Will you extract the entries word for word? Images should not appear in the copy.
◇ ◇ ◇
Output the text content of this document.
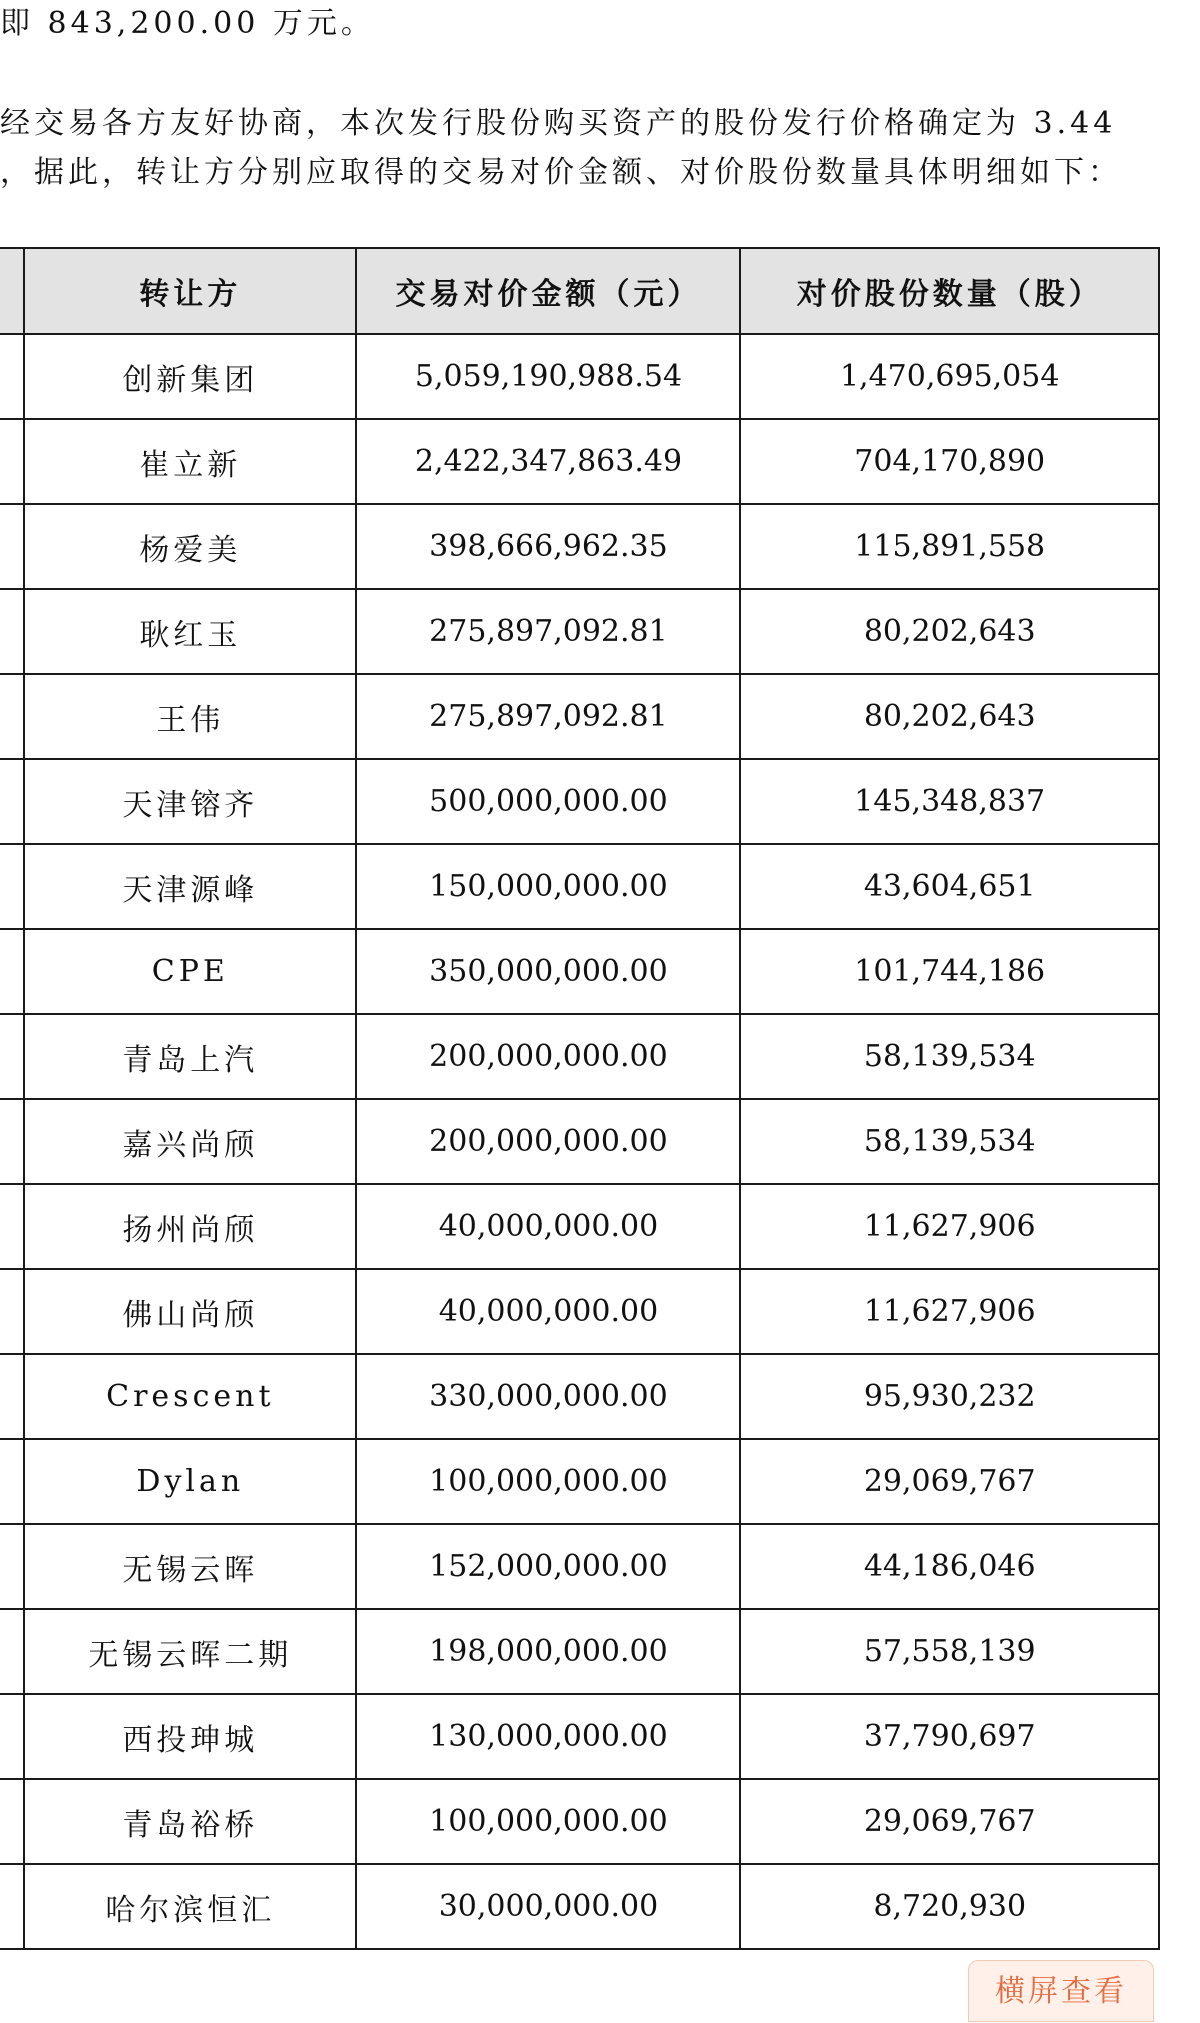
即 843,200.00 万元。

经交易各方友好协商，本次发行股份购买资产的股份发行价格确定为 3.44

，据此，转让方分别应取得的交易对价金额、对价股份数量具体明细如下：

	转让方	交易对价金额（元）	对价股份数量（股）
	创新集团	5,059,190,988.54	1,470,695,054
	崔立新	2,422,347,863.49	704,170,890
	杨爱美	398,666,962.35	115,891,558
	耿红玉	275,897,092.81	80,202,643
	王伟	275,897,092.81	80,202,643
	天津镕齐	500,000,000.00	145,348,837
	天津源峰	150,000,000.00	43,604,651
	CPE	350,000,000.00	101,744,186
	青岛上汽	200,000,000.00	58,139,534
	嘉兴尚颀	200,000,000.00	58,139,534
	扬州尚颀	40,000,000.00	11,627,906
	佛山尚颀	40,000,000.00	11,627,906
	Crescent	330,000,000.00	95,930,232
	Dylan	100,000,000.00	29,069,767
	无锡云晖	152,000,000.00	44,186,046
	无锡云晖二期	198,000,000.00	57,558,139
	西投珅城	130,000,000.00	37,790,697
	青岛裕桥	100,000,000.00	29,069,767
	哈尔滨恒汇	30,000,000.00	8,720,930
横屏查看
◇ ◇ ◇
--- Answer in full ---
Output the text content of this document.
即 843,200.00 万元。

经交易各方友好协商，本次发行股份购买资产的股份发行价格确定为 3.44

，据此，转让方分别应取得的交易对价金额、对价股份数量具体明细如下：

	转让方	交易对价金额（元）	对价股份数量（股）
	创新集团	5,059,190,988.54	1,470,695,054
	崔立新	2,422,347,863.49	704,170,890
	杨爱美	398,666,962.35	115,891,558
	耿红玉	275,897,092.81	80,202,643
	王伟	275,897,092.81	80,202,643
	天津镕齐	500,000,000.00	145,348,837
	天津源峰	150,000,000.00	43,604,651
	CPE	350,000,000.00	101,744,186
	青岛上汽	200,000,000.00	58,139,534
	嘉兴尚颀	200,000,000.00	58,139,534
	扬州尚颀	40,000,000.00	11,627,906
	佛山尚颀	40,000,000.00	11,627,906
	Crescent	330,000,000.00	95,930,232
	Dylan	100,000,000.00	29,069,767
	无锡云晖	152,000,000.00	44,186,046
	无锡云晖二期	198,000,000.00	57,558,139
	西投珅城	130,000,000.00	37,790,697
	青岛裕桥	100,000,000.00	29,069,767
	哈尔滨恒汇	30,000,000.00	8,720,930
横屏查看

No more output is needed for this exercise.